Exercise objective
Reproduce the material without any change, beginning with its first line and ending after the line that contains "- glossary-entry-ss: [134, 1454, 1399, 1562]".

· · · ·

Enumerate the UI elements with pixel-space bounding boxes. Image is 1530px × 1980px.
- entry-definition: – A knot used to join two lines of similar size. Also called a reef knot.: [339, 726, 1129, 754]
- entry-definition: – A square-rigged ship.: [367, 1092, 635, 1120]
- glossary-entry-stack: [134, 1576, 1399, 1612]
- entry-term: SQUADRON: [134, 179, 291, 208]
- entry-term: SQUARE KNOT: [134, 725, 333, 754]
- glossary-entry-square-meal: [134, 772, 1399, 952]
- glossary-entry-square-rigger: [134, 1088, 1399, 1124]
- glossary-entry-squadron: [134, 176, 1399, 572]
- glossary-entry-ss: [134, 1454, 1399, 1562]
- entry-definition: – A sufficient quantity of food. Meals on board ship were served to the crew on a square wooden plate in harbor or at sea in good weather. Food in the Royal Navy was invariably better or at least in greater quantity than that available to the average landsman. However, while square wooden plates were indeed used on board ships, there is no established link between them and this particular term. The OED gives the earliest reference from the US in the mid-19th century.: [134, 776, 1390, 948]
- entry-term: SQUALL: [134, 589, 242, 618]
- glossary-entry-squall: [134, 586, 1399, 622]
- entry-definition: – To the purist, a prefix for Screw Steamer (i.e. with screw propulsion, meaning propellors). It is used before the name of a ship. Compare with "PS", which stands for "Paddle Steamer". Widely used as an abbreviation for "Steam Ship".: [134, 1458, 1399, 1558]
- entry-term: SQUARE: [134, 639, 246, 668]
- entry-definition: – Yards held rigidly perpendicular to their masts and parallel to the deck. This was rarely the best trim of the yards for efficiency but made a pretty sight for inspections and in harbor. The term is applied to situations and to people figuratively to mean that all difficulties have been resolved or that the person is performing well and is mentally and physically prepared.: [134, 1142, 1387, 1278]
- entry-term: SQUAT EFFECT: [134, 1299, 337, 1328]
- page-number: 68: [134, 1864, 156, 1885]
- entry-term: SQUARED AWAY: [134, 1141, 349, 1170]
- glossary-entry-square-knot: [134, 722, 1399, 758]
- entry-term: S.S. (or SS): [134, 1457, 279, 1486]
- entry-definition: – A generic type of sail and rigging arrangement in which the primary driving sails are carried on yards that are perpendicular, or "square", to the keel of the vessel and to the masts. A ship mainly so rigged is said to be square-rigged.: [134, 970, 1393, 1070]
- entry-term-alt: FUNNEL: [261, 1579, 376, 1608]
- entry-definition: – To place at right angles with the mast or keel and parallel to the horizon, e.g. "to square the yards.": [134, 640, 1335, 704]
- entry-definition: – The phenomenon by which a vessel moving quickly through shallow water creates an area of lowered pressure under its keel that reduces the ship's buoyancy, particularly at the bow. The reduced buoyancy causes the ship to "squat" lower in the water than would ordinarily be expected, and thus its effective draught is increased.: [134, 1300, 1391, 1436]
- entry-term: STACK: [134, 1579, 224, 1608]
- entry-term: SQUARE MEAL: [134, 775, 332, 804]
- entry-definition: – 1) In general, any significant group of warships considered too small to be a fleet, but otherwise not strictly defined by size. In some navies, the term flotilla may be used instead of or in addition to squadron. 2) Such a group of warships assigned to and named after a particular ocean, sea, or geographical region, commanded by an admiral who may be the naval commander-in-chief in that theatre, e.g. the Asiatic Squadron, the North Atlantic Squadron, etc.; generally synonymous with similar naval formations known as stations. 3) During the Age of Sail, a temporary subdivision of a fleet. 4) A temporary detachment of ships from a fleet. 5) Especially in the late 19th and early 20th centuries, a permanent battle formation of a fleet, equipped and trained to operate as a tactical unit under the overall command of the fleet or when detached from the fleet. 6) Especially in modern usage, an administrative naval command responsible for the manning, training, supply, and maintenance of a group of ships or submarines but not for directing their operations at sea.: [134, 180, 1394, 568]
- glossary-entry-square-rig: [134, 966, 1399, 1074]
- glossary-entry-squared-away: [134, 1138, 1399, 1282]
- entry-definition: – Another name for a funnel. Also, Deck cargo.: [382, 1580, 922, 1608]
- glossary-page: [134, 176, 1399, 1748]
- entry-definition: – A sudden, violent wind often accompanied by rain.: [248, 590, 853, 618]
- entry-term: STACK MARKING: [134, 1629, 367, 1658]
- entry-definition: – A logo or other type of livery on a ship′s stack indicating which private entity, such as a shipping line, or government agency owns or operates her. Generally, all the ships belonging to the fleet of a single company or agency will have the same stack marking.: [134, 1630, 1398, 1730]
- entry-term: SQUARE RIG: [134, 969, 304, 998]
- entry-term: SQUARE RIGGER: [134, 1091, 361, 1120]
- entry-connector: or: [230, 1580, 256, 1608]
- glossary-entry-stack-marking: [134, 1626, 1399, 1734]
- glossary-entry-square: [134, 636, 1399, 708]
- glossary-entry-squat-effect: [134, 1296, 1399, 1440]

· · · ·

Finished task
Enumerate the UI elements with pixel-space bounding boxes. Image is 1530px × 1980px.
- entry-definition: – A knot used to join two lines of similar size. Also called a reef knot.: [339, 726, 1129, 754]
- entry-definition: – A square-rigged ship.: [367, 1092, 635, 1120]
- glossary-entry-stack: [134, 1576, 1399, 1612]
- entry-term: SQUADRON: [134, 179, 291, 208]
- entry-term: SQUARE KNOT: [134, 725, 333, 754]
- glossary-entry-square-meal: [134, 772, 1399, 952]
- glossary-entry-square-rigger: [134, 1088, 1399, 1124]
- glossary-entry-squadron: [134, 176, 1399, 572]
- glossary-entry-ss: [134, 1454, 1399, 1562]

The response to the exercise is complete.